***** RECORDS PROVIDED *****

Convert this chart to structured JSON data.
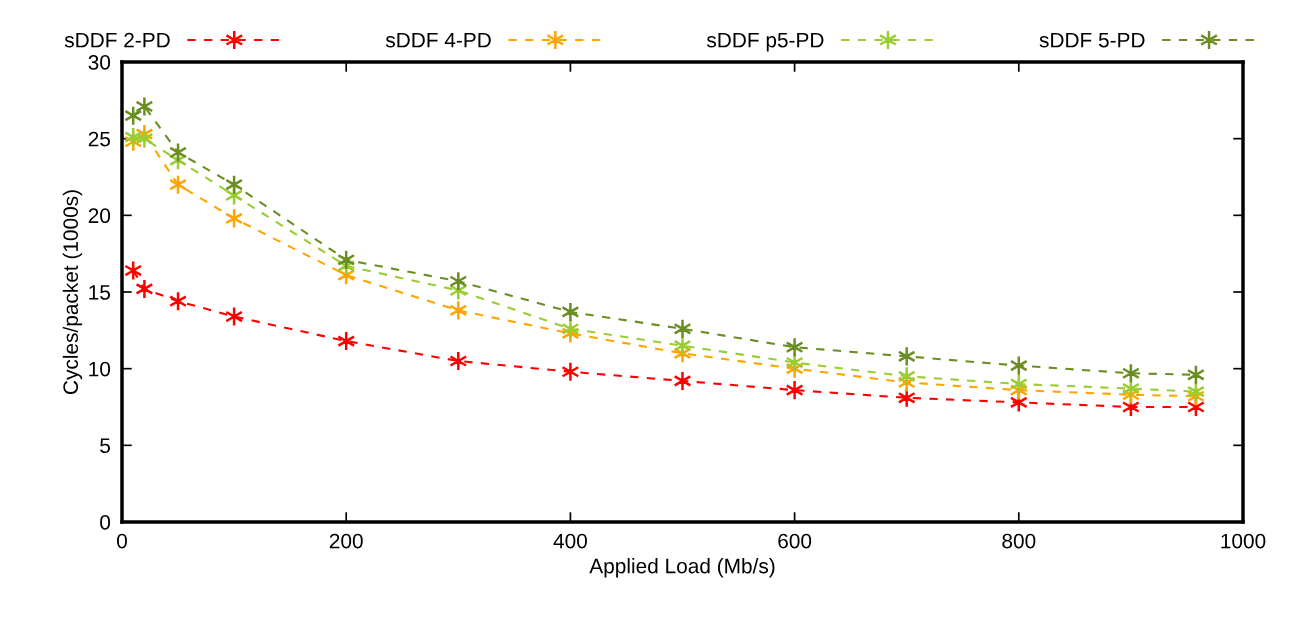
{
  "chart_data": {
    "type": "line",
    "xlabel": "Applied Load (Mb/s)",
    "ylabel": "Cycles/packet (1000s)",
    "x": [
      10,
      20,
      50,
      100,
      200,
      300,
      400,
      500,
      600,
      700,
      800,
      900,
      958
    ],
    "series": [
      {
        "name": "sDDF 2-PD",
        "color": "#ff0000",
        "values": [
          16.4,
          15.2,
          14.4,
          13.4,
          11.8,
          10.5,
          9.8,
          9.2,
          8.6,
          8.1,
          7.8,
          7.5,
          7.5
        ]
      },
      {
        "name": "sDDF 4-PD",
        "color": "#ffa500",
        "values": [
          24.8,
          25.3,
          22.0,
          19.8,
          16.1,
          13.8,
          12.3,
          11.0,
          10.0,
          9.1,
          8.6,
          8.3,
          8.2
        ]
      },
      {
        "name": "sDDF p5-PD",
        "color": "#9acd32",
        "values": [
          25.1,
          25.0,
          23.6,
          21.3,
          16.7,
          15.1,
          12.6,
          11.5,
          10.4,
          9.5,
          9.0,
          8.7,
          8.5
        ]
      },
      {
        "name": "sDDF 5-PD",
        "color": "#6b8e23",
        "values": [
          26.5,
          27.1,
          24.1,
          22.0,
          17.1,
          15.7,
          13.7,
          12.6,
          11.4,
          10.8,
          10.2,
          9.7,
          9.6
        ]
      }
    ],
    "xlim": [
      0,
      1000
    ],
    "xticks": [
      0,
      200,
      400,
      600,
      800,
      1000
    ],
    "ylim": [
      0,
      30
    ],
    "yticks": [
      0,
      5,
      10,
      15,
      20,
      25,
      30
    ],
    "grid": false,
    "legend": "top",
    "marker": "cross",
    "line_style": "dashed"
  }
}
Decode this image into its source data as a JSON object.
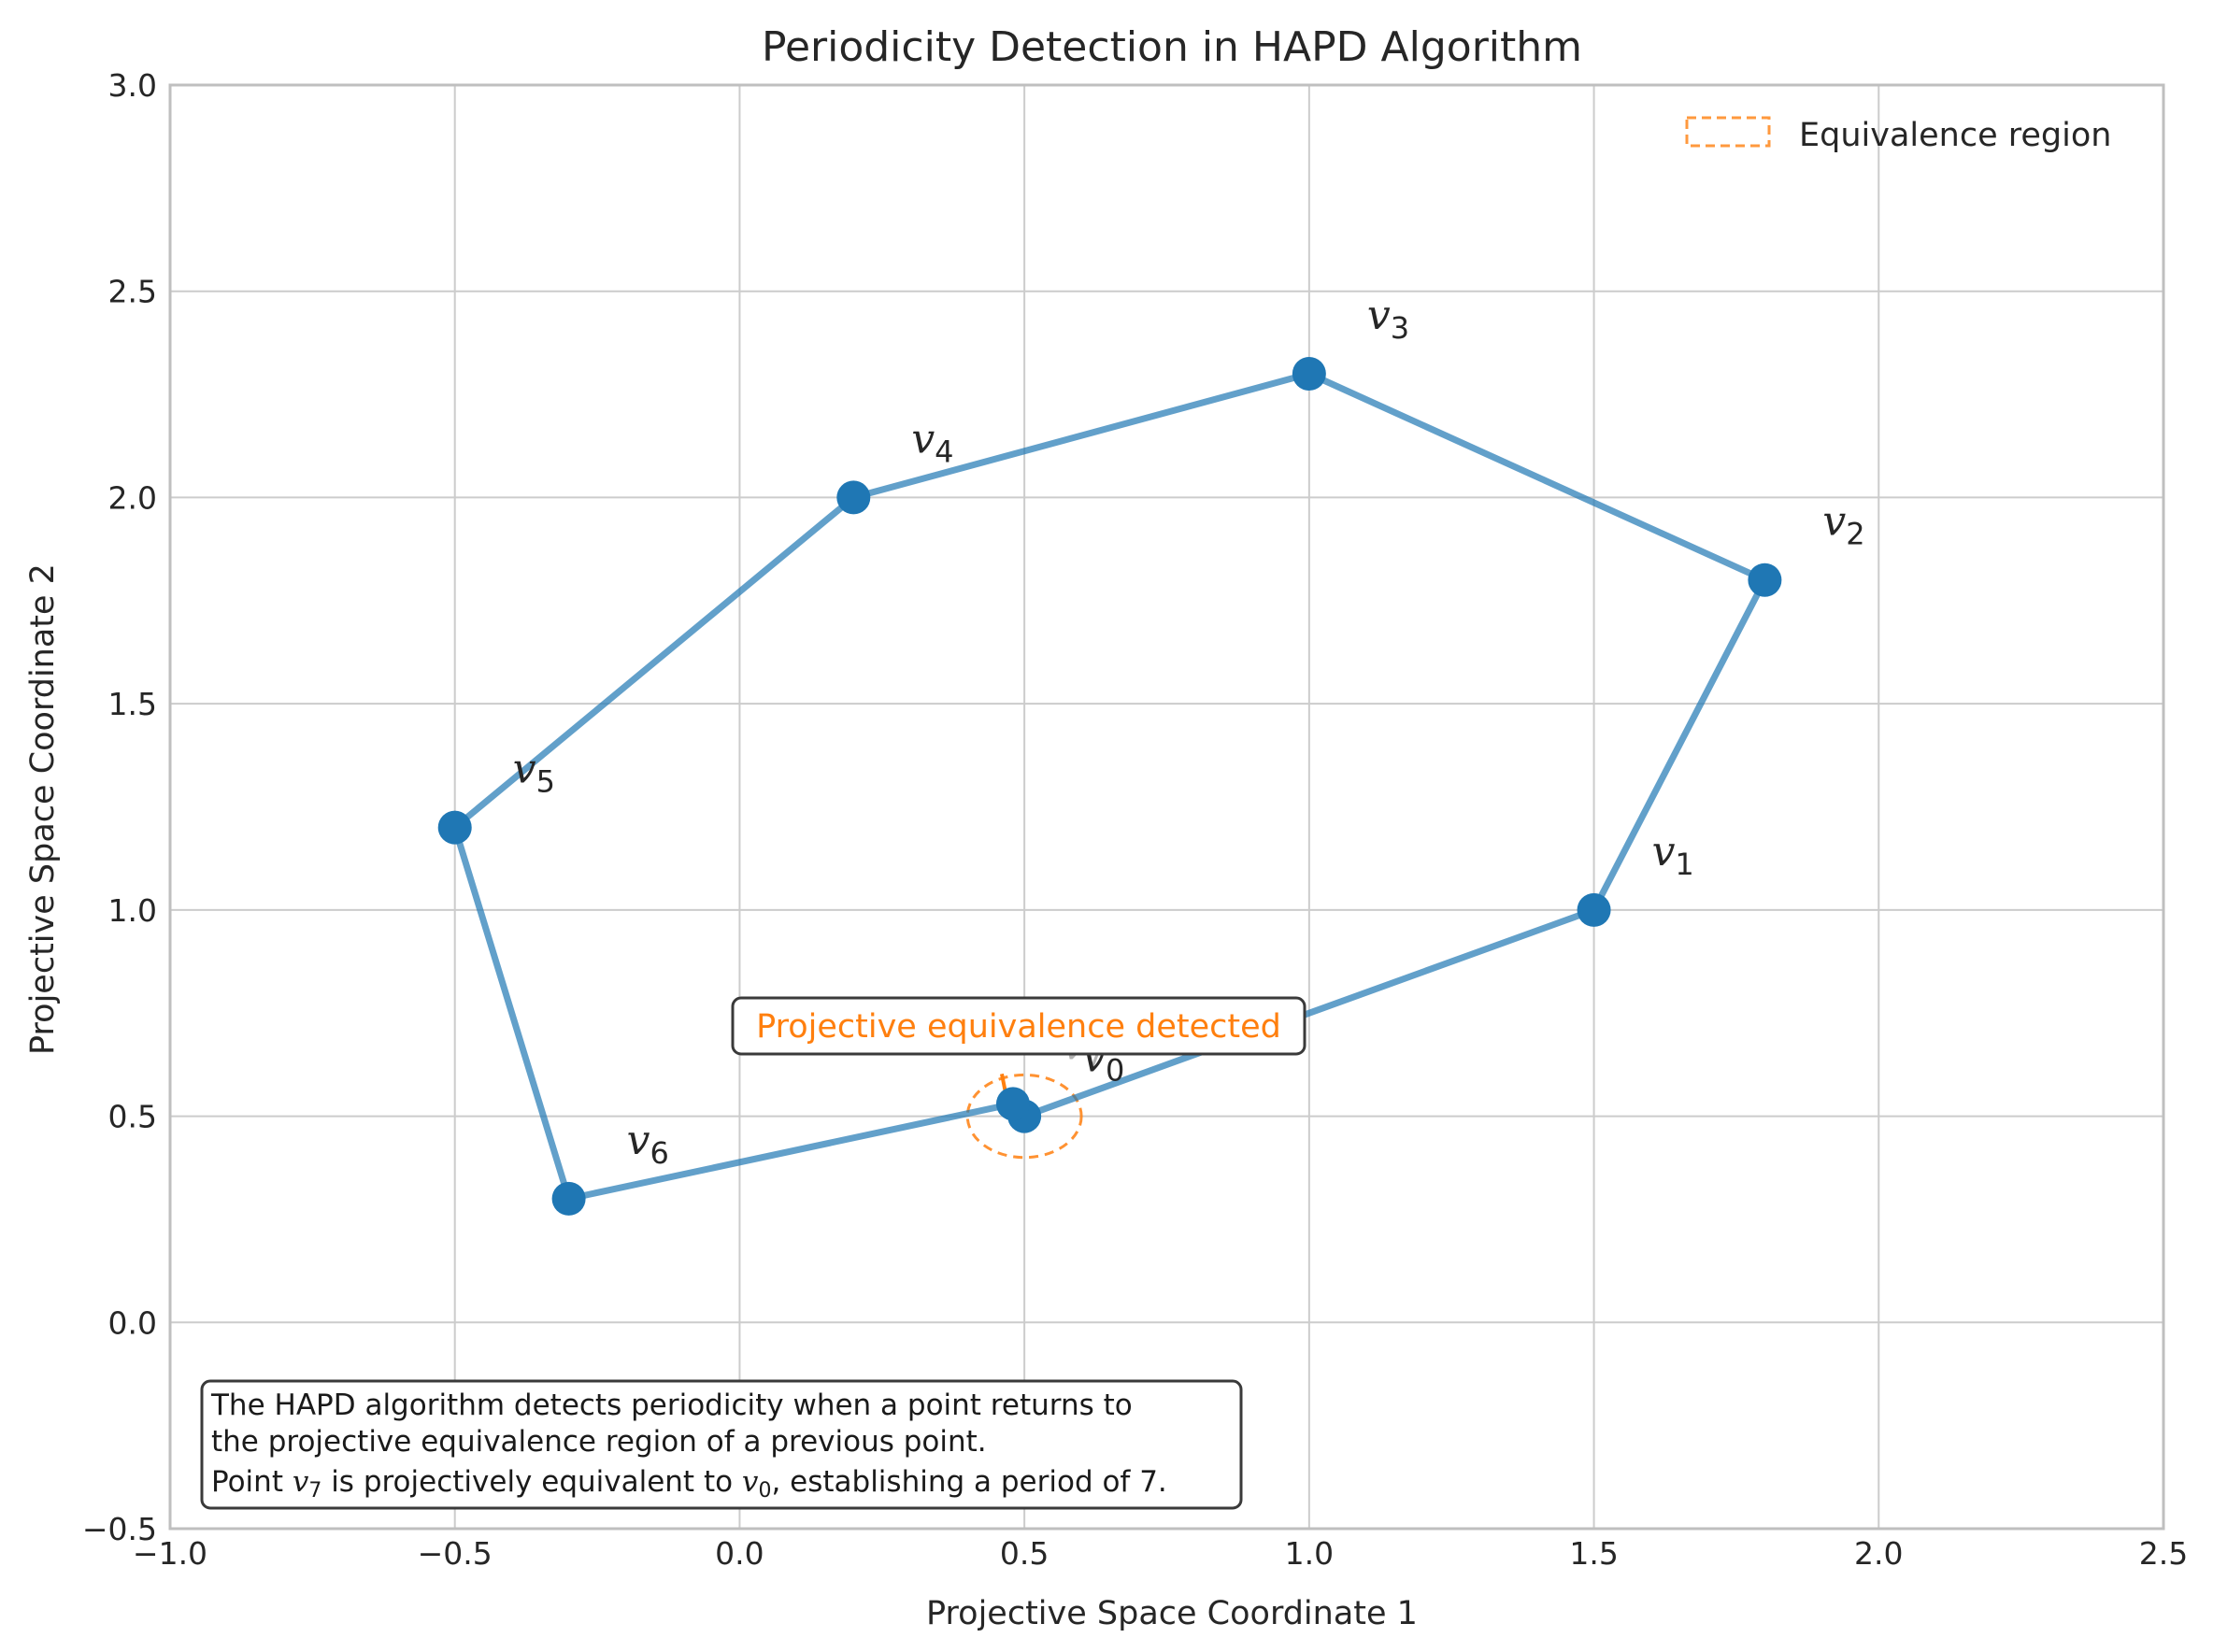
{
  "chart_data": {
    "type": "line",
    "title": "Periodicity Detection in HAPD Algorithm",
    "xlabel": "Projective Space Coordinate 1",
    "ylabel": "Projective Space Coordinate 2",
    "xlim": [
      -1.0,
      2.5
    ],
    "ylim": [
      -0.5,
      3.0
    ],
    "xticks": [
      "−1.0",
      "−0.5",
      "0.0",
      "0.5",
      "1.0",
      "1.5",
      "2.0",
      "2.5"
    ],
    "yticks": [
      "−0.5",
      "0.0",
      "0.5",
      "1.0",
      "1.5",
      "2.0",
      "2.5",
      "3.0"
    ],
    "grid": true,
    "legend_position": "top-right",
    "series": [
      {
        "color": "#1f77b4",
        "points": [
          {
            "label": "v",
            "sub": "0",
            "x": 0.5,
            "y": 0.5
          },
          {
            "label": "v",
            "sub": "1",
            "x": 1.5,
            "y": 1.0
          },
          {
            "label": "v",
            "sub": "2",
            "x": 1.8,
            "y": 1.8
          },
          {
            "label": "v",
            "sub": "3",
            "x": 1.0,
            "y": 2.3
          },
          {
            "label": "v",
            "sub": "4",
            "x": 0.2,
            "y": 2.0
          },
          {
            "label": "v",
            "sub": "5",
            "x": -0.5,
            "y": 1.2
          },
          {
            "label": "v",
            "sub": "6",
            "x": -0.3,
            "y": 0.3
          },
          {
            "label": "v",
            "sub": "7",
            "x": 0.48,
            "y": 0.53
          }
        ]
      }
    ],
    "equivalence_region": {
      "center": [
        0.5,
        0.5
      ],
      "radius": 0.1,
      "color": "#ff7f0e",
      "legend_label": "Equivalence region"
    },
    "annotation": {
      "text": "Projective equivalence detected",
      "color": "#ff7f0e"
    },
    "note": {
      "line1": "The HAPD algorithm detects periodicity when a point returns to",
      "line2": "the projective equivalence region of a previous point.",
      "line3_pre": "Point ",
      "line3_var1": "v",
      "line3_sub1": "7",
      "line3_mid": " is projectively equivalent to ",
      "line3_var2": "v",
      "line3_sub2": "0",
      "line3_post": ", establishing a period of 7."
    }
  }
}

*****

■ **EXERCISE PROMPT**:
Return the entries unchanged, save for the pictures, which do not belong in the copy.

■ **RESPONSE FOR THIS EXERCISE**:
Convert this chart to structured JSON data.
{
  "chart_data": {
    "type": "line",
    "xlabel": "Applied Load (Mb/s)",
    "ylabel": "Cycles/packet (1000s)",
    "x": [
      10,
      20,
      50,
      100,
      200,
      300,
      400,
      500,
      600,
      700,
      800,
      900,
      958
    ],
    "series": [
      {
        "name": "sDDF 2-PD",
        "color": "#ff0000",
        "values": [
          16.4,
          15.2,
          14.4,
          13.4,
          11.8,
          10.5,
          9.8,
          9.2,
          8.6,
          8.1,
          7.8,
          7.5,
          7.5
        ]
      },
      {
        "name": "sDDF 4-PD",
        "color": "#ffa500",
        "values": [
          24.8,
          25.3,
          22.0,
          19.8,
          16.1,
          13.8,
          12.3,
          11.0,
          10.0,
          9.1,
          8.6,
          8.3,
          8.2
        ]
      },
      {
        "name": "sDDF p5-PD",
        "color": "#9acd32",
        "values": [
          25.1,
          25.0,
          23.6,
          21.3,
          16.7,
          15.1,
          12.6,
          11.5,
          10.4,
          9.5,
          9.0,
          8.7,
          8.5
        ]
      },
      {
        "name": "sDDF 5-PD",
        "color": "#6b8e23",
        "values": [
          26.5,
          27.1,
          24.1,
          22.0,
          17.1,
          15.7,
          13.7,
          12.6,
          11.4,
          10.8,
          10.2,
          9.7,
          9.6
        ]
      }
    ],
    "xlim": [
      0,
      1000
    ],
    "xticks": [
      0,
      200,
      400,
      600,
      800,
      1000
    ],
    "ylim": [
      0,
      30
    ],
    "yticks": [
      0,
      5,
      10,
      15,
      20,
      25,
      30
    ],
    "grid": false,
    "legend": "top",
    "marker": "cross",
    "line_style": "dashed"
  }
}
Decode this image into its source data as a JSON object.
{
  "chart_data": {
    "type": "line",
    "title": "Periodicity Detection in HAPD Algorithm",
    "xlabel": "Projective Space Coordinate 1",
    "ylabel": "Projective Space Coordinate 2",
    "xlim": [
      -1.0,
      2.5
    ],
    "ylim": [
      -0.5,
      3.0
    ],
    "xticks": [
      "−1.0",
      "−0.5",
      "0.0",
      "0.5",
      "1.0",
      "1.5",
      "2.0",
      "2.5"
    ],
    "yticks": [
      "−0.5",
      "0.0",
      "0.5",
      "1.0",
      "1.5",
      "2.0",
      "2.5",
      "3.0"
    ],
    "grid": true,
    "legend_position": "top-right",
    "series": [
      {
        "color": "#1f77b4",
        "points": [
          {
            "label": "v",
            "sub": "0",
            "x": 0.5,
            "y": 0.5
          },
          {
            "label": "v",
            "sub": "1",
            "x": 1.5,
            "y": 1.0
          },
          {
            "label": "v",
            "sub": "2",
            "x": 1.8,
            "y": 1.8
          },
          {
            "label": "v",
            "sub": "3",
            "x": 1.0,
            "y": 2.3
          },
          {
            "label": "v",
            "sub": "4",
            "x": 0.2,
            "y": 2.0
          },
          {
            "label": "v",
            "sub": "5",
            "x": -0.5,
            "y": 1.2
          },
          {
            "label": "v",
            "sub": "6",
            "x": -0.3,
            "y": 0.3
          },
          {
            "label": "v",
            "sub": "7",
            "x": 0.48,
            "y": 0.53
          }
        ]
      }
    ],
    "equivalence_region": {
      "center": [
        0.5,
        0.5
      ],
      "radius": 0.1,
      "color": "#ff7f0e",
      "legend_label": "Equivalence region"
    },
    "annotation": {
      "text": "Projective equivalence detected",
      "color": "#ff7f0e"
    },
    "note": {
      "line1": "The HAPD algorithm detects periodicity when a point returns to",
      "line2": "the projective equivalence region of a previous point.",
      "line3_pre": "Point ",
      "line3_var1": "v",
      "line3_sub1": "7",
      "line3_mid": " is projectively equivalent to ",
      "line3_var2": "v",
      "line3_sub2": "0",
      "line3_post": ", establishing a period of 7."
    }
  }
}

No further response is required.